WRITTEN INSTRUCTION:
Search the records for "premature". Copy every line where it appears.

EXERCISE MATERIAL:
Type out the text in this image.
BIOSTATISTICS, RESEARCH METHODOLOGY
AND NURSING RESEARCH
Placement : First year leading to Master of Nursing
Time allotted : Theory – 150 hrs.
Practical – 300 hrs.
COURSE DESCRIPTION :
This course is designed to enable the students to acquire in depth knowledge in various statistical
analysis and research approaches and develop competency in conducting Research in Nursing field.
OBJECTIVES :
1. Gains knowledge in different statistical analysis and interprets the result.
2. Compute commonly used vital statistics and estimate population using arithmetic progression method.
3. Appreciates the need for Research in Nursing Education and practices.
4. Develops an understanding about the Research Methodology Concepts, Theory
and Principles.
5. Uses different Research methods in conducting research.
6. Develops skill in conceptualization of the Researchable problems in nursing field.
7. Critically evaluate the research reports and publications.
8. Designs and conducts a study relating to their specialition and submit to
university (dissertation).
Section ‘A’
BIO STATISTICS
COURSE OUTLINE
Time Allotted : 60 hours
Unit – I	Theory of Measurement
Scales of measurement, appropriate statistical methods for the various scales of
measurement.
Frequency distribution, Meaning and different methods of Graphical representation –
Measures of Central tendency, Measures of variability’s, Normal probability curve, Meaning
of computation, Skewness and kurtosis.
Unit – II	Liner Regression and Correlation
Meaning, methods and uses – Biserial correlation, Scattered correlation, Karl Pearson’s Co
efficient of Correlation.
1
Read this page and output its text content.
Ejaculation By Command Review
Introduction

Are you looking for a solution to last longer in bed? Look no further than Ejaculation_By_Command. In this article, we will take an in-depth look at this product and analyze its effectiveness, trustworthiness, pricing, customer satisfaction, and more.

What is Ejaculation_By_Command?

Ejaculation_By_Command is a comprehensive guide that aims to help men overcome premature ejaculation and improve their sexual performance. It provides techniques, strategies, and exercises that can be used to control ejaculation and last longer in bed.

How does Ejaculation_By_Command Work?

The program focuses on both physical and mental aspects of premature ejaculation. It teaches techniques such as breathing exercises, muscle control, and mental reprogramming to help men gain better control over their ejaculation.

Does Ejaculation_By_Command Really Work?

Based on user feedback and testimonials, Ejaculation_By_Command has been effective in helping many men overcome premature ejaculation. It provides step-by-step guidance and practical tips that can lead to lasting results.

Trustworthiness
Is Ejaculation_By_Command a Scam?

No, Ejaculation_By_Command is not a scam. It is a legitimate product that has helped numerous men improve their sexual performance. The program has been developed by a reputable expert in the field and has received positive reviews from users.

FINISHED EXERCISE:
Ejaculation_By_Command is a comprehensive guide that aims to help men overcome premature ejaculation and improve their sexual performance. It provides techniques, strategies, and exercises that can be used to control ejaculation and last longer in bed.
The program focuses on both physical and mental aspects of premature ejaculation. It teaches techniques such as breathing exercises, muscle control, and mental reprogramming to help men gain better control over their ejaculation.
Based on user feedback and testimonials, Ejaculation_By_Command has been effective in helping many men overcome premature ejaculation. It provides step-by-step guidance and practical tips that can lead to lasting results.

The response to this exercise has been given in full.